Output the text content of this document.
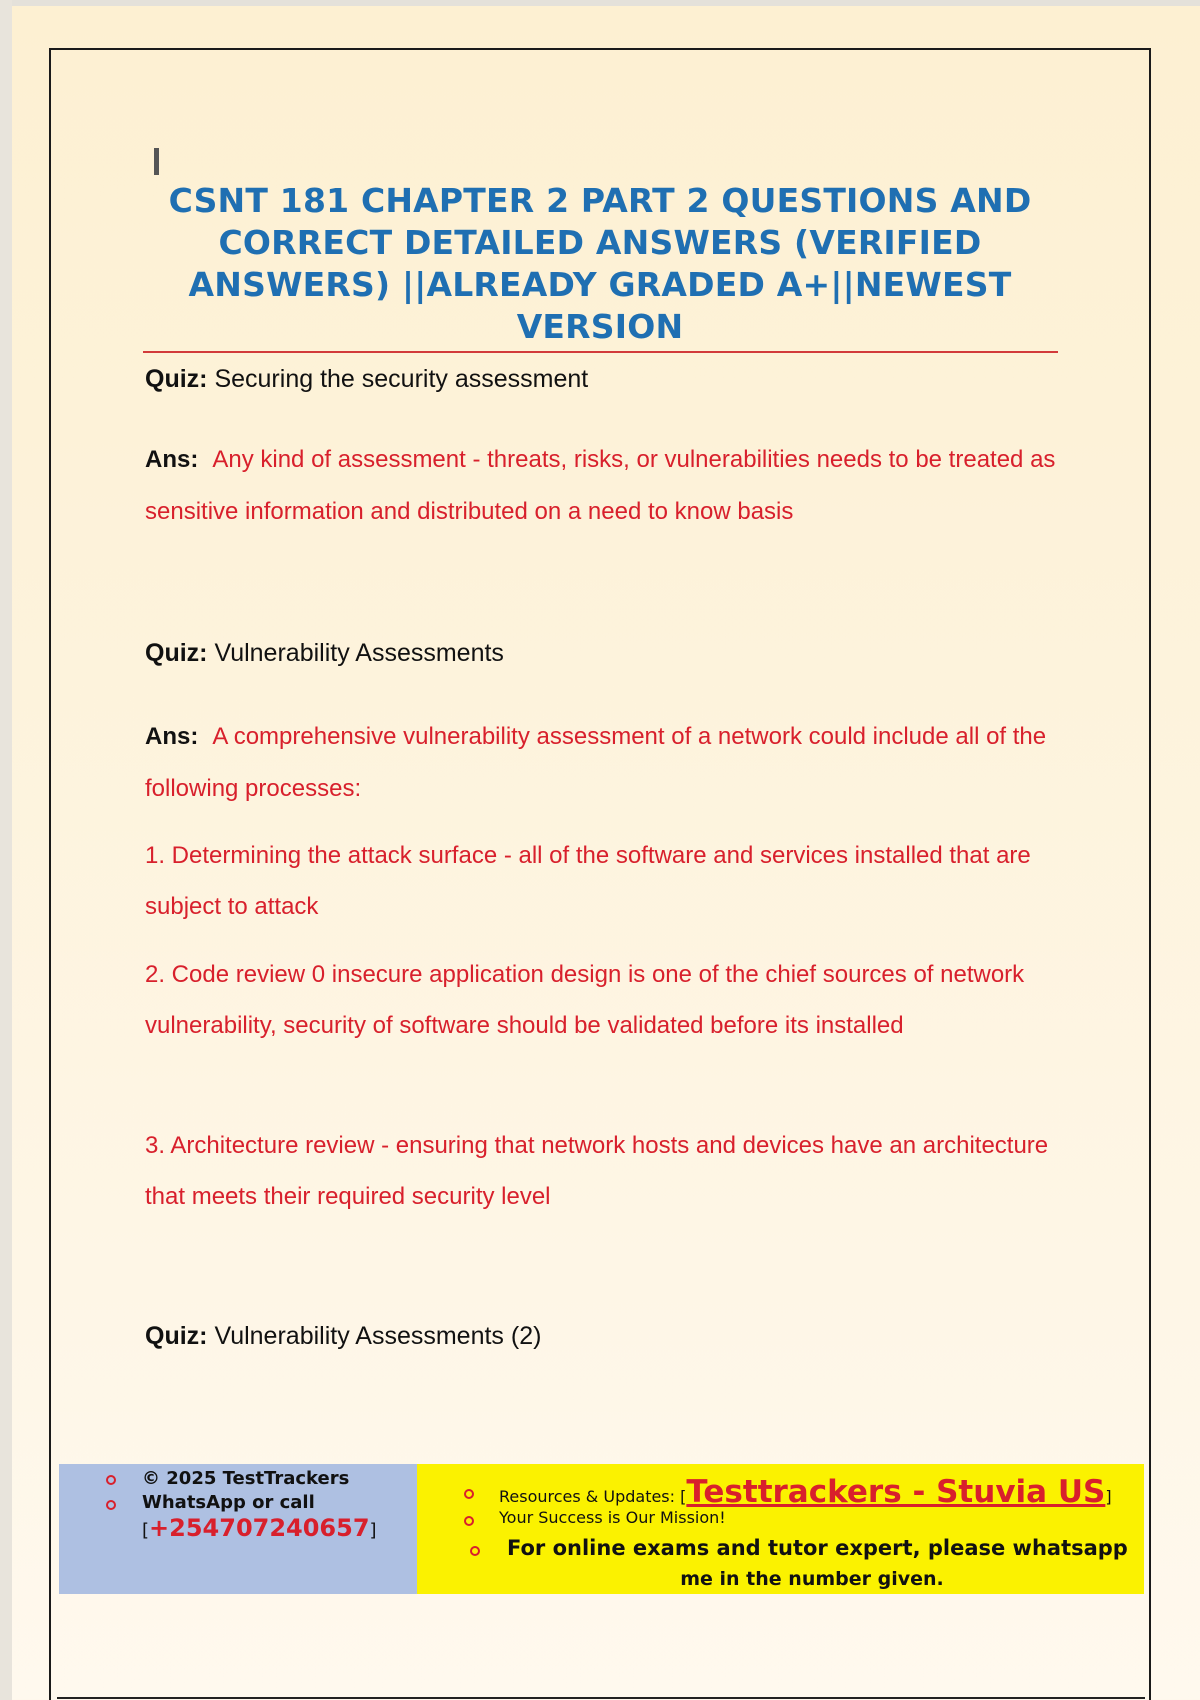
CSNT 181 CHAPTER 2 PART 2 QUESTIONS AND CORRECT DETAILED ANSWERS (VERIFIED ANSWERS) ||ALREADY GRADED A+||NEWEST VERSION
Quiz: Securing the security assessment
Ans: Any kind of assessment - threats, risks, or vulnerabilities needs to be treated as sensitive information and distributed on a need to know basis
Quiz: Vulnerability Assessments
Ans: A comprehensive vulnerability assessment of a network could include all of the following processes:
1. Determining the attack surface - all of the software and services installed that are subject to attack
2. Code review 0 insecure application design is one of the chief sources of network vulnerability, security of software should be validated before its installed
3. Architecture review - ensuring that network hosts and devices have an architecture that meets their required security level
Quiz: Vulnerability Assessments (2)
© 2025 TestTrackers
WhatsApp or call
[+254707240657]
Resources & Updates: [Testtrackers - Stuvia US]
Your Success is Our Mission!
For online exams and tutor expert, please whatsapp
me in the number given.
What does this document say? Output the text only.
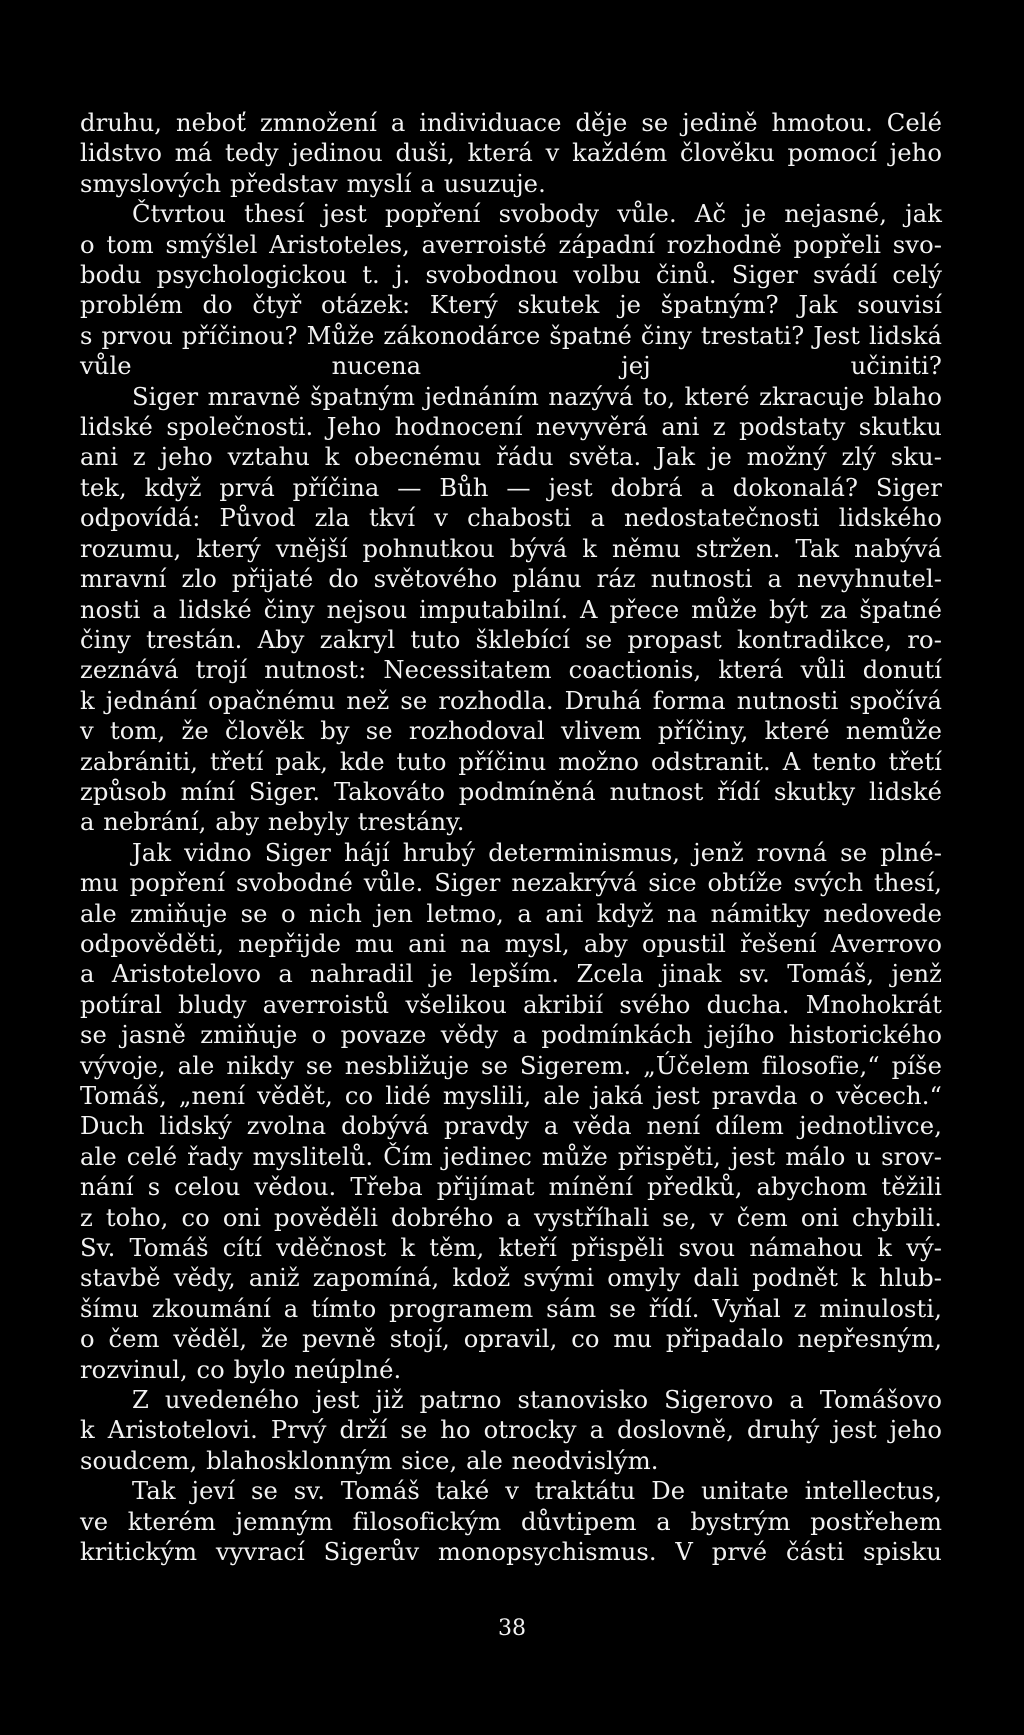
druhu, neboť zmnožení a individuace děje se jedině hmotou. Celé
lidstvo má tedy jedinou duši, která v každém člověku pomocí jeho
smyslových představ myslí a usuzuje.

Čtvrtou thesí jest popření svobody vůle. Ač je nejasné, jak
o tom smýšlel Aristoteles, averroisté západní rozhodně popřeli svo-
bodu psychologickou t. j. svobodnou volbu činů. Siger svádí celý
problém do čtyř otázek: Který skutek je špatným? Jak souvisí
s prvou příčinou? Může zákonodárce špatné činy trestati? Jest lidská
vůle nucena jej učiniti?

Siger mravně špatným jednáním nazývá to, které zkracuje blaho
lidské společnosti. Jeho hodnocení nevyvěrá ani z podstaty skutku
ani z jeho vztahu k obecnému řádu světa. Jak je možný zlý sku-
tek, když prvá příčina — Bůh — jest dobrá a dokonalá? Siger
odpovídá: Původ zla tkví v chabosti a nedostatečnosti lidského
rozumu, který vnější pohnutkou bývá k němu stržen. Tak nabývá
mravní zlo přijaté do světového plánu ráz nutnosti a nevyhnutel-
nosti a lidské činy nejsou imputabilní. A přece může být za špatné
činy trestán. Aby zakryl tuto šklebící se propast kontradikce, ro-
zeznává trojí nutnost: Necessitatem coactionis, která vůli donutí
k jednání opačnému než se rozhodla. Druhá forma nutnosti spočívá
v tom, že člověk by se rozhodoval vlivem příčiny, které nemůže
zabrániti, třetí pak, kde tuto příčinu možno odstranit. A tento třetí
způsob míní Siger. Takováto podmíněná nutnost řídí skutky lidské
a nebrání, aby nebyly trestány.

Jak vidno Siger hájí hrubý determinismus, jenž rovná se plné-
mu popření svobodné vůle. Siger nezakrývá sice obtíže svých thesí,
ale zmiňuje se o nich jen letmo, a ani když na námitky nedovede
odpověděti, nepřijde mu ani na mysl, aby opustil řešení Averrovo
a Aristotelovo a nahradil je lepším. Zcela jinak sv. Tomáš, jenž
potíral bludy averroistů všelikou akribií svého ducha. Mnohokrát
se jasně zmiňuje o povaze vědy a podmínkách jejího historického
vývoje, ale nikdy se nesbližuje se Sigerem. „Účelem filosofie,“ píše
Tomáš, „není vědět, co lidé myslili, ale jaká jest pravda o věcech.“
Duch lidský zvolna dobývá pravdy a věda není dílem jednotlivce,
ale celé řady myslitelů. Čím jedinec může přispěti, jest málo u srov-
nání s celou vědou. Třeba přijímat mínění předků, abychom těžili
z toho, co oni pověděli dobrého a vystříhali se, v čem oni chybili.
Sv. Tomáš cítí vděčnost k těm, kteří přispěli svou námahou k vý-
stavbě vědy, aniž zapomíná, kdož svými omyly dali podnět k hlub-
šímu zkoumání a tímto programem sám se řídí. Vyňal z minulosti,
o čem věděl, že pevně stojí, opravil, co mu připadalo nepřesným,
rozvinul, co bylo neúplné.

Z uvedeného jest již patrno stanovisko Sigerovo a Tomášovo
k Aristotelovi. Prvý drží se ho otrocky a doslovně, druhý jest jeho
soudcem, blahosklonným sice, ale neodvislým.

Tak jeví se sv. Tomáš také v traktátu De unitate intellectus,
ve kterém jemným filosofickým důvtipem a bystrým postřehem
kritickým vyvrací Sigerův monopsychismus. V prvé části spisku

38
───
Problem details: Find the word "řídí" in the entries above and gather every line that holds it.

Worked solution:
způsob míní Siger. Takováto podmíněná nutnost řídí skutky lidské
šímu zkoumání a tímto programem sám se řídí. Vyňal z minulosti,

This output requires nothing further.